-- Begin DATA SHOWN --

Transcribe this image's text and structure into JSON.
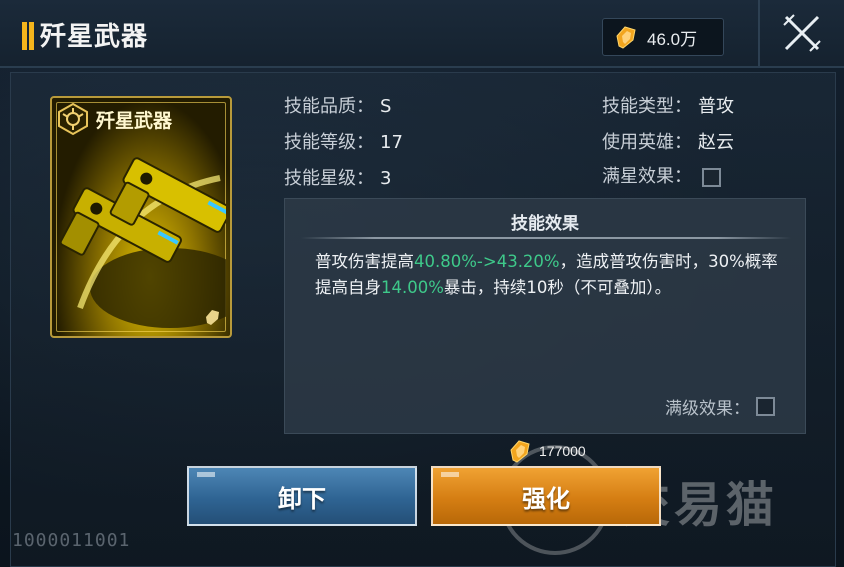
{
  "window": {
    "title": "歼星武器",
    "currency_value": "46.0万"
  },
  "card": {
    "name": "歼星武器"
  },
  "info": {
    "quality_label": "技能品质：",
    "quality_value": "S",
    "level_label": "技能等级：",
    "level_value": "17",
    "star_label": "技能星级：",
    "star_value": "3",
    "type_label": "技能类型：",
    "type_value": "普攻",
    "hero_label": "使用英雄：",
    "hero_value": "赵云",
    "fullstar_label": "满星效果："
  },
  "effect": {
    "title": "技能效果",
    "text_1": "普攻伤害提高",
    "highlight_1": "40.80%->43.20%",
    "text_2": "，造成普攻伤害时，30%概率提高自身",
    "highlight_2": "14.00%",
    "text_3": "暴击，持续10秒（不可叠加）。",
    "full_level_label": "满级效果："
  },
  "cost": {
    "amount": "177000"
  },
  "buttons": {
    "unequip": "卸下",
    "enhance": "强化"
  },
  "watermark": {
    "text": "交易猫",
    "id": "1000011001"
  },
  "colors": {
    "accent_gold": "#f5b51c",
    "highlight_green": "#3ec98a",
    "button_blue": "#2f6493",
    "button_orange": "#d57e13"
  }
}
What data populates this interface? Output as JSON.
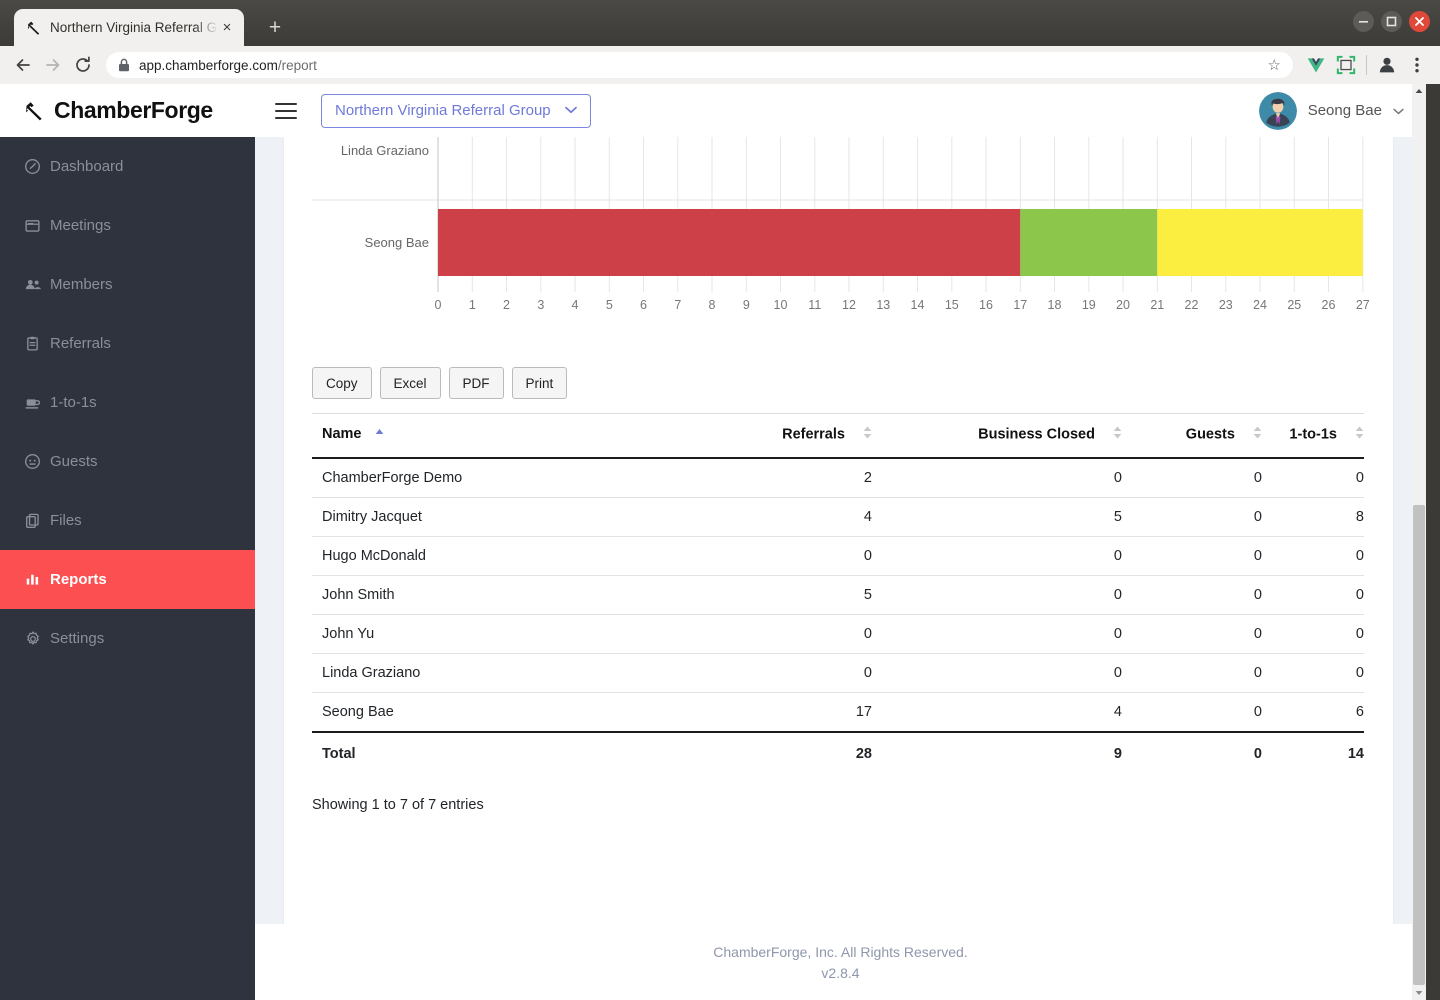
{
  "browser": {
    "tab_title": "Northern Virginia Referral Group",
    "tab_close_label": "×",
    "new_tab_label": "+",
    "url_host": "app.chamberforge.com",
    "url_path": "/report",
    "window_minimize": "–",
    "window_maximize": "□",
    "window_close": "×",
    "star_label": "☆"
  },
  "sidebar": {
    "brand": "ChamberForge",
    "items": [
      {
        "label": "Dashboard",
        "icon": "dashboard-icon",
        "active": false
      },
      {
        "label": "Meetings",
        "icon": "calendar-icon",
        "active": false
      },
      {
        "label": "Members",
        "icon": "people-icon",
        "active": false
      },
      {
        "label": "Referrals",
        "icon": "clipboard-icon",
        "active": false
      },
      {
        "label": "1-to-1s",
        "icon": "coffee-icon",
        "active": false
      },
      {
        "label": "Guests",
        "icon": "face-icon",
        "active": false
      },
      {
        "label": "Files",
        "icon": "copy-icon",
        "active": false
      },
      {
        "label": "Reports",
        "icon": "bar-chart-icon",
        "active": true
      },
      {
        "label": "Settings",
        "icon": "gear-icon",
        "active": false
      }
    ]
  },
  "topnav": {
    "group_selector": "Northern Virginia Referral Group",
    "group_selector_chevron": "⌄",
    "user_name": "Seong Bae",
    "user_chevron": "⌄"
  },
  "toolbar": {
    "copy_label": "Copy",
    "excel_label": "Excel",
    "pdf_label": "PDF",
    "print_label": "Print"
  },
  "table": {
    "headers": [
      "Name",
      "Referrals",
      "Business Closed",
      "Guests",
      "1-to-1s"
    ],
    "sorted_column": "Name",
    "sort_direction": "asc",
    "rows": [
      {
        "name": "ChamberForge Demo",
        "referrals": "2",
        "business_closed": "0",
        "guests": "0",
        "one_to_ones": "0"
      },
      {
        "name": "Dimitry Jacquet",
        "referrals": "4",
        "business_closed": "5",
        "guests": "0",
        "one_to_ones": "8"
      },
      {
        "name": "Hugo McDonald",
        "referrals": "0",
        "business_closed": "0",
        "guests": "0",
        "one_to_ones": "0"
      },
      {
        "name": "John Smith",
        "referrals": "5",
        "business_closed": "0",
        "guests": "0",
        "one_to_ones": "0"
      },
      {
        "name": "John Yu",
        "referrals": "0",
        "business_closed": "0",
        "guests": "0",
        "one_to_ones": "0"
      },
      {
        "name": "Linda Graziano",
        "referrals": "0",
        "business_closed": "0",
        "guests": "0",
        "one_to_ones": "0"
      },
      {
        "name": "Seong Bae",
        "referrals": "17",
        "business_closed": "4",
        "guests": "0",
        "one_to_ones": "6"
      }
    ],
    "total": {
      "name": "Total",
      "referrals": "28",
      "business_closed": "9",
      "guests": "0",
      "one_to_ones": "14"
    },
    "info": "Showing 1 to 7 of 7 entries"
  },
  "footer": {
    "copyright": "ChamberForge, Inc. All Rights Reserved.",
    "version": "v2.8.4"
  },
  "chart_data": {
    "type": "bar",
    "orientation": "horizontal",
    "stacked": true,
    "title": "",
    "xlabel": "",
    "ylabel": "",
    "categories": [
      "Linda Graziano",
      "Seong Bae"
    ],
    "series": [
      {
        "name": "Referrals",
        "color": "#cd4048",
        "values": [
          0,
          17
        ]
      },
      {
        "name": "Business Closed",
        "color": "#8cc64a",
        "values": [
          0,
          4
        ]
      },
      {
        "name": "1-to-1s",
        "color": "#fbee40",
        "values": [
          0,
          6
        ]
      }
    ],
    "xticks": [
      0,
      1,
      2,
      3,
      4,
      5,
      6,
      7,
      8,
      9,
      10,
      11,
      12,
      13,
      14,
      15,
      16,
      17,
      18,
      19,
      20,
      21,
      22,
      23,
      24,
      25,
      26,
      27
    ],
    "xlim": [
      0,
      27
    ],
    "grid": true,
    "legend_position": "none",
    "note": "view is scrolled; only the last two category rows are visible"
  }
}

-- End DATA SHOWN --

### WRITTEN EXERCISE
Output the data exactly. Pictures don't belong in the result.

### ANSWER
Transcribe this image's text and structure into JSON.
{
  "window": {
    "title": "歼星武器",
    "currency_value": "46.0万"
  },
  "card": {
    "name": "歼星武器"
  },
  "info": {
    "quality_label": "技能品质：",
    "quality_value": "S",
    "level_label": "技能等级：",
    "level_value": "17",
    "star_label": "技能星级：",
    "star_value": "3",
    "type_label": "技能类型：",
    "type_value": "普攻",
    "hero_label": "使用英雄：",
    "hero_value": "赵云",
    "fullstar_label": "满星效果："
  },
  "effect": {
    "title": "技能效果",
    "text_1": "普攻伤害提高",
    "highlight_1": "40.80%->43.20%",
    "text_2": "，造成普攻伤害时，30%概率提高自身",
    "highlight_2": "14.00%",
    "text_3": "暴击，持续10秒（不可叠加）。",
    "full_level_label": "满级效果："
  },
  "cost": {
    "amount": "177000"
  },
  "buttons": {
    "unequip": "卸下",
    "enhance": "强化"
  },
  "watermark": {
    "text": "交易猫",
    "id": "1000011001"
  },
  "colors": {
    "accent_gold": "#f5b51c",
    "highlight_green": "#3ec98a",
    "button_blue": "#2f6493",
    "button_orange": "#d57e13"
  }
}
What data populates this interface? Output as JSON.
{
  "browser": {
    "tab_title": "Northern Virginia Referral Group",
    "tab_close_label": "×",
    "new_tab_label": "+",
    "url_host": "app.chamberforge.com",
    "url_path": "/report",
    "window_minimize": "–",
    "window_maximize": "□",
    "window_close": "×",
    "star_label": "☆"
  },
  "sidebar": {
    "brand": "ChamberForge",
    "items": [
      {
        "label": "Dashboard",
        "icon": "dashboard-icon",
        "active": false
      },
      {
        "label": "Meetings",
        "icon": "calendar-icon",
        "active": false
      },
      {
        "label": "Members",
        "icon": "people-icon",
        "active": false
      },
      {
        "label": "Referrals",
        "icon": "clipboard-icon",
        "active": false
      },
      {
        "label": "1-to-1s",
        "icon": "coffee-icon",
        "active": false
      },
      {
        "label": "Guests",
        "icon": "face-icon",
        "active": false
      },
      {
        "label": "Files",
        "icon": "copy-icon",
        "active": false
      },
      {
        "label": "Reports",
        "icon": "bar-chart-icon",
        "active": true
      },
      {
        "label": "Settings",
        "icon": "gear-icon",
        "active": false
      }
    ]
  },
  "topnav": {
    "group_selector": "Northern Virginia Referral Group",
    "group_selector_chevron": "⌄",
    "user_name": "Seong Bae",
    "user_chevron": "⌄"
  },
  "toolbar": {
    "copy_label": "Copy",
    "excel_label": "Excel",
    "pdf_label": "PDF",
    "print_label": "Print"
  },
  "table": {
    "headers": [
      "Name",
      "Referrals",
      "Business Closed",
      "Guests",
      "1-to-1s"
    ],
    "sorted_column": "Name",
    "sort_direction": "asc",
    "rows": [
      {
        "name": "ChamberForge Demo",
        "referrals": "2",
        "business_closed": "0",
        "guests": "0",
        "one_to_ones": "0"
      },
      {
        "name": "Dimitry Jacquet",
        "referrals": "4",
        "business_closed": "5",
        "guests": "0",
        "one_to_ones": "8"
      },
      {
        "name": "Hugo McDonald",
        "referrals": "0",
        "business_closed": "0",
        "guests": "0",
        "one_to_ones": "0"
      },
      {
        "name": "John Smith",
        "referrals": "5",
        "business_closed": "0",
        "guests": "0",
        "one_to_ones": "0"
      },
      {
        "name": "John Yu",
        "referrals": "0",
        "business_closed": "0",
        "guests": "0",
        "one_to_ones": "0"
      },
      {
        "name": "Linda Graziano",
        "referrals": "0",
        "business_closed": "0",
        "guests": "0",
        "one_to_ones": "0"
      },
      {
        "name": "Seong Bae",
        "referrals": "17",
        "business_closed": "4",
        "guests": "0",
        "one_to_ones": "6"
      }
    ],
    "total": {
      "name": "Total",
      "referrals": "28",
      "business_closed": "9",
      "guests": "0",
      "one_to_ones": "14"
    },
    "info": "Showing 1 to 7 of 7 entries"
  },
  "footer": {
    "copyright": "ChamberForge, Inc. All Rights Reserved.",
    "version": "v2.8.4"
  },
  "chart_data": {
    "type": "bar",
    "orientation": "horizontal",
    "stacked": true,
    "title": "",
    "xlabel": "",
    "ylabel": "",
    "categories": [
      "Linda Graziano",
      "Seong Bae"
    ],
    "series": [
      {
        "name": "Referrals",
        "color": "#cd4048",
        "values": [
          0,
          17
        ]
      },
      {
        "name": "Business Closed",
        "color": "#8cc64a",
        "values": [
          0,
          4
        ]
      },
      {
        "name": "1-to-1s",
        "color": "#fbee40",
        "values": [
          0,
          6
        ]
      }
    ],
    "xticks": [
      0,
      1,
      2,
      3,
      4,
      5,
      6,
      7,
      8,
      9,
      10,
      11,
      12,
      13,
      14,
      15,
      16,
      17,
      18,
      19,
      20,
      21,
      22,
      23,
      24,
      25,
      26,
      27
    ],
    "xlim": [
      0,
      27
    ],
    "grid": true,
    "legend_position": "none",
    "note": "view is scrolled; only the last two category rows are visible"
  }
}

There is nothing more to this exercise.